### Exercise details
From the records below, pull each line that has "this".

[Collection entries]

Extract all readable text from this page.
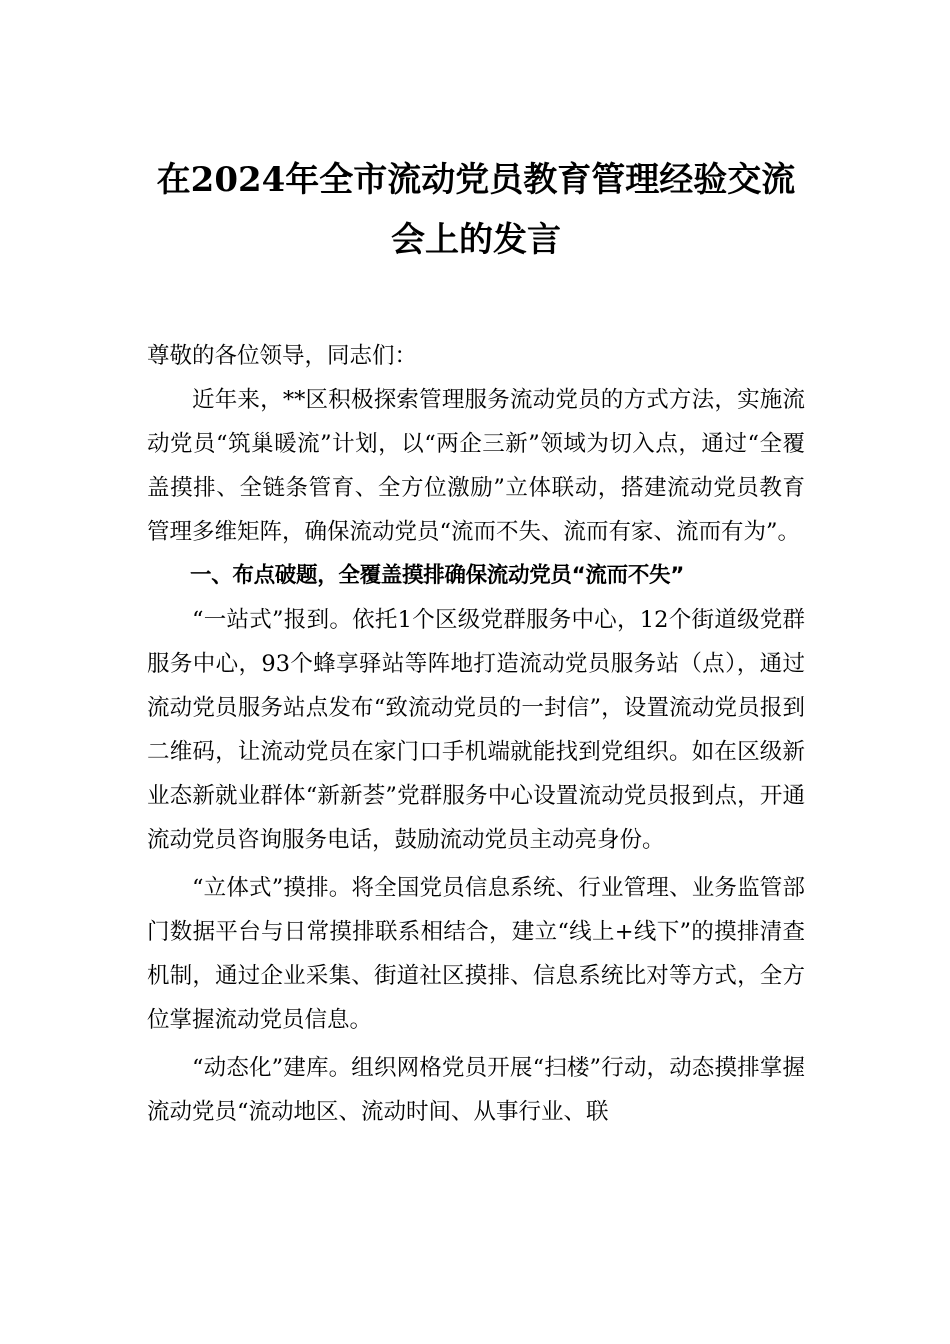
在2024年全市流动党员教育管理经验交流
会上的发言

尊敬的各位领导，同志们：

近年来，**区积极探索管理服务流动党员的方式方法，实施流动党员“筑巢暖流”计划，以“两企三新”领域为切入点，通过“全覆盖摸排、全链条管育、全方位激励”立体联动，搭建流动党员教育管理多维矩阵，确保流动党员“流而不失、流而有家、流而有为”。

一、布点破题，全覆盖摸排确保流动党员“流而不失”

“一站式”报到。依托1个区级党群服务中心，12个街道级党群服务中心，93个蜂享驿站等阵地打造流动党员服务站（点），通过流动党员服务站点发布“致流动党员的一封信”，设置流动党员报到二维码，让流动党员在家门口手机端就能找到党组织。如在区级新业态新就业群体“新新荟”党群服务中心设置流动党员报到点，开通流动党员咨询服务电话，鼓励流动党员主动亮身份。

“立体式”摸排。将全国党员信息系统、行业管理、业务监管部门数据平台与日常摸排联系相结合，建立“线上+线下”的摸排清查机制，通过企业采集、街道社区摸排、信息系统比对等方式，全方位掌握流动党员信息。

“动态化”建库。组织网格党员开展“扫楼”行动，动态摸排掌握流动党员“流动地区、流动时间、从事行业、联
* * *
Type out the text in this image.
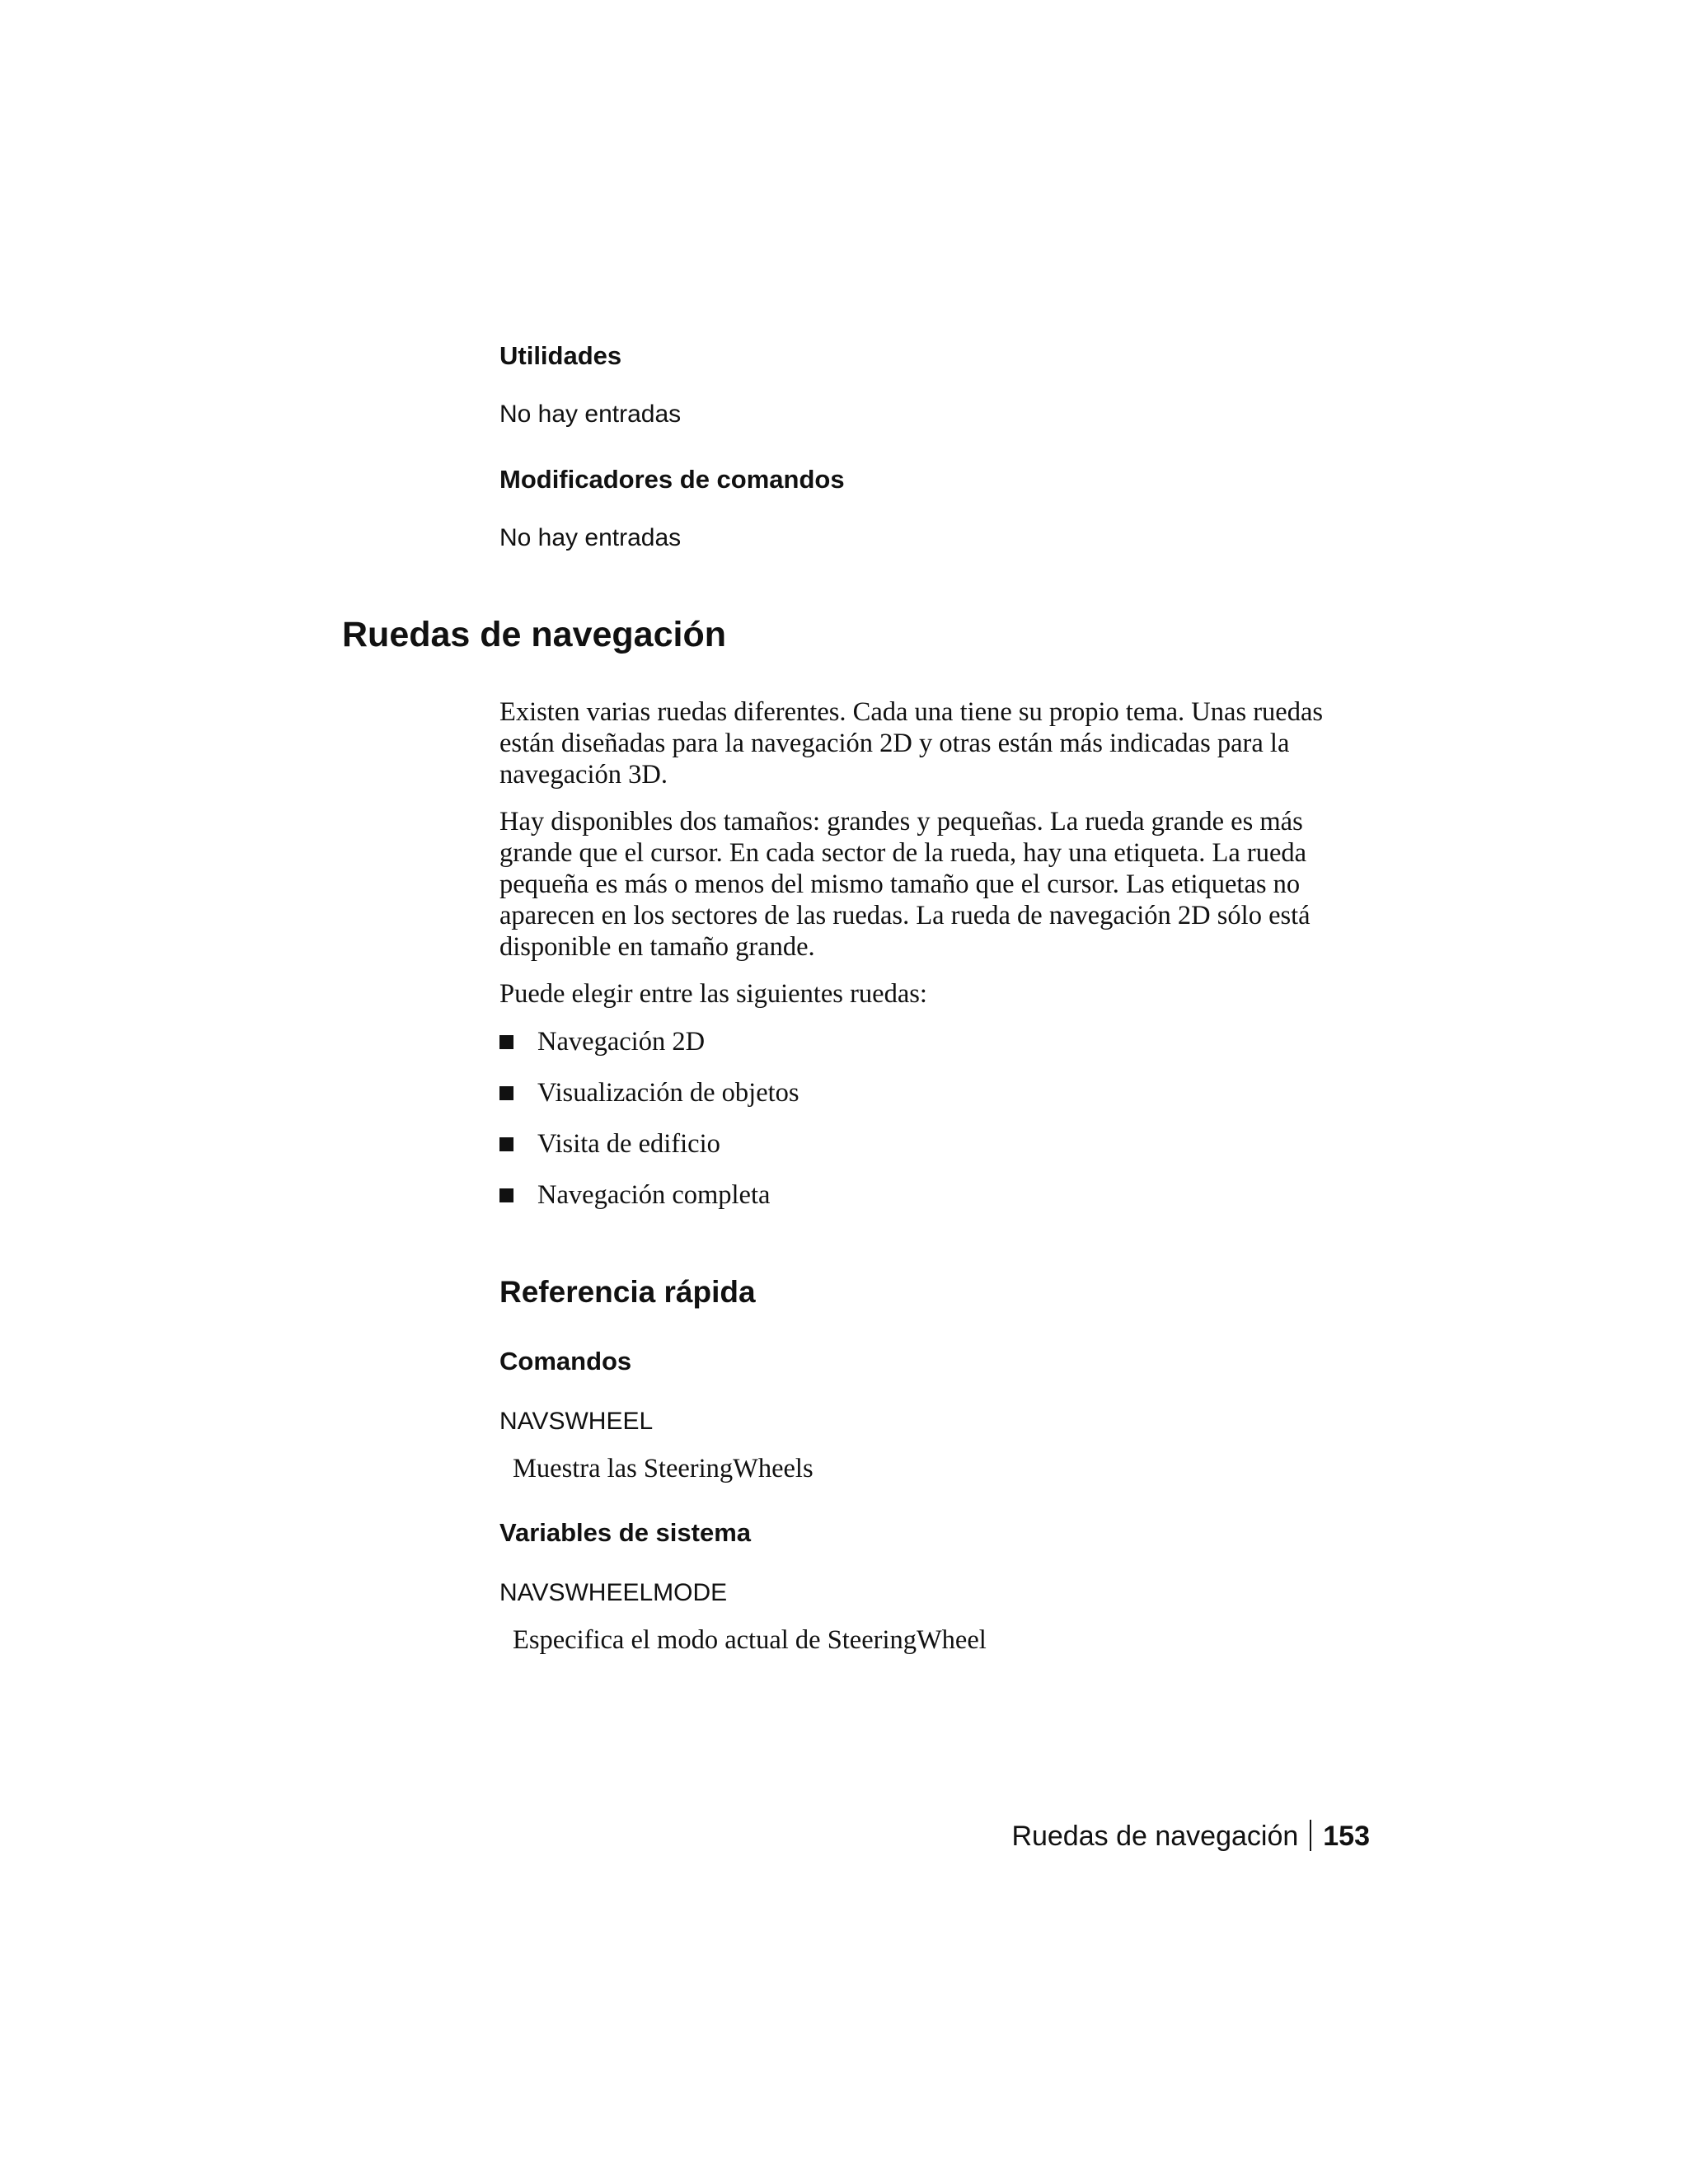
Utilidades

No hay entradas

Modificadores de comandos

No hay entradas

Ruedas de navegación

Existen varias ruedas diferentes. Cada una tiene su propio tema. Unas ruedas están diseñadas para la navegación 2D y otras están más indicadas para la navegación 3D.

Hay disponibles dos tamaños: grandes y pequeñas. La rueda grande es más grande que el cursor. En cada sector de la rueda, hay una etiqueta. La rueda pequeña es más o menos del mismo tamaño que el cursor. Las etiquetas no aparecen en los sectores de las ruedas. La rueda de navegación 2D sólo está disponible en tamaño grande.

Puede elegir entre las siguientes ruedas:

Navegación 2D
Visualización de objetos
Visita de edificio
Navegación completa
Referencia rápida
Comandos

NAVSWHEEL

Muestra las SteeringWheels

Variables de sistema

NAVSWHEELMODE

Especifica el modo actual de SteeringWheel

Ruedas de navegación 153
...
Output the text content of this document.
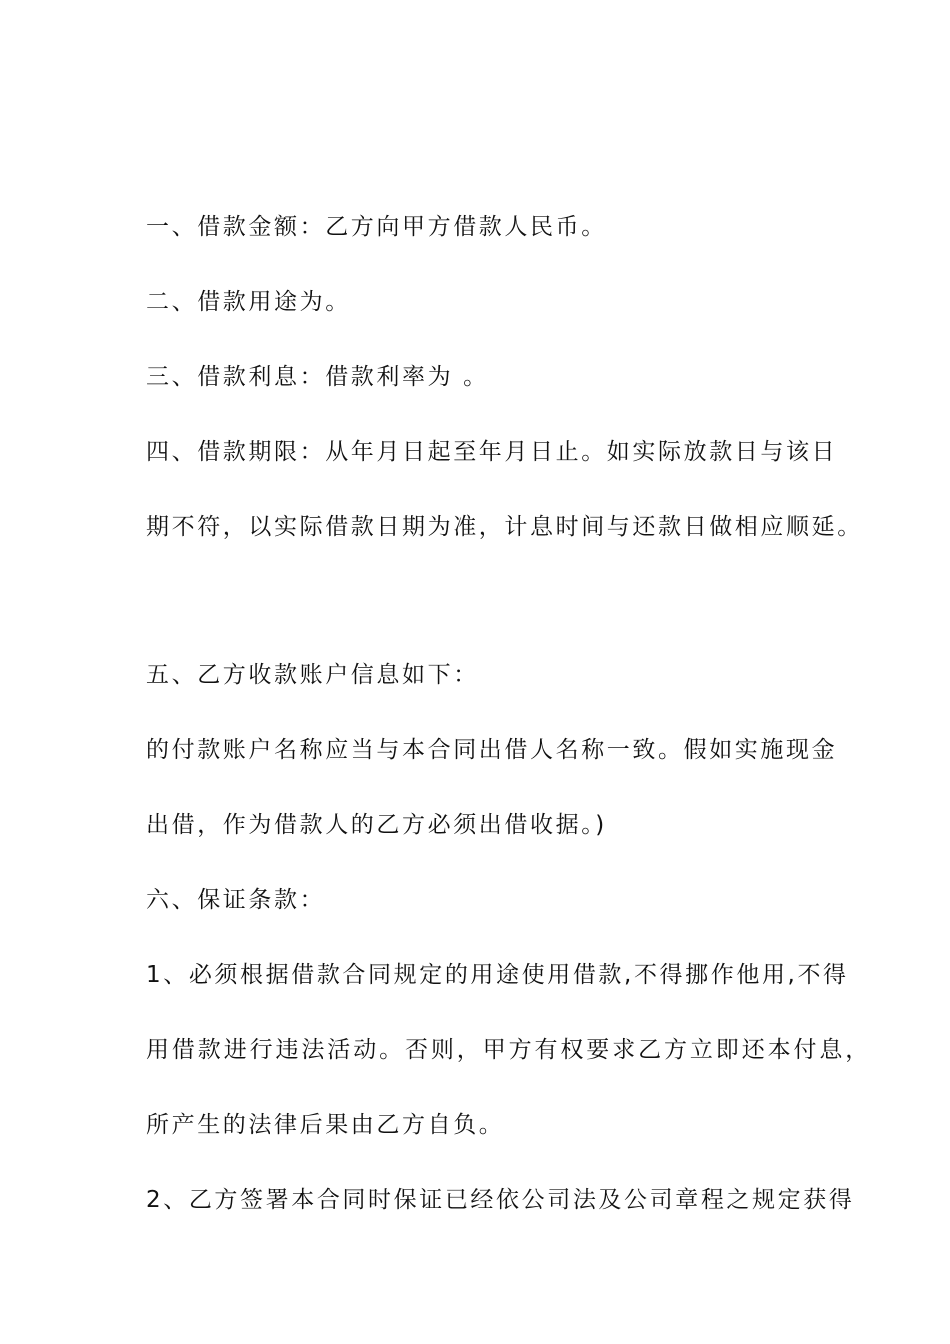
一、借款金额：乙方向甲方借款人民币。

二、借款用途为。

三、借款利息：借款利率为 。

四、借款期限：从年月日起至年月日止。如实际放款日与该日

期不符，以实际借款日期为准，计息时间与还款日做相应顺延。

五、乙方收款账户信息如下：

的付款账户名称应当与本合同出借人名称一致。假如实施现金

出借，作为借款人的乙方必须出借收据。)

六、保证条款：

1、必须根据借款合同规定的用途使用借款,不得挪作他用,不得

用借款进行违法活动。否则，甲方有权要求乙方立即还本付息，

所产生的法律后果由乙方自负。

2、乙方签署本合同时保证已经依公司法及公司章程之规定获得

### Reply
Extract all readable text from this page.
Type out the text in this image.
Output the text content of this document.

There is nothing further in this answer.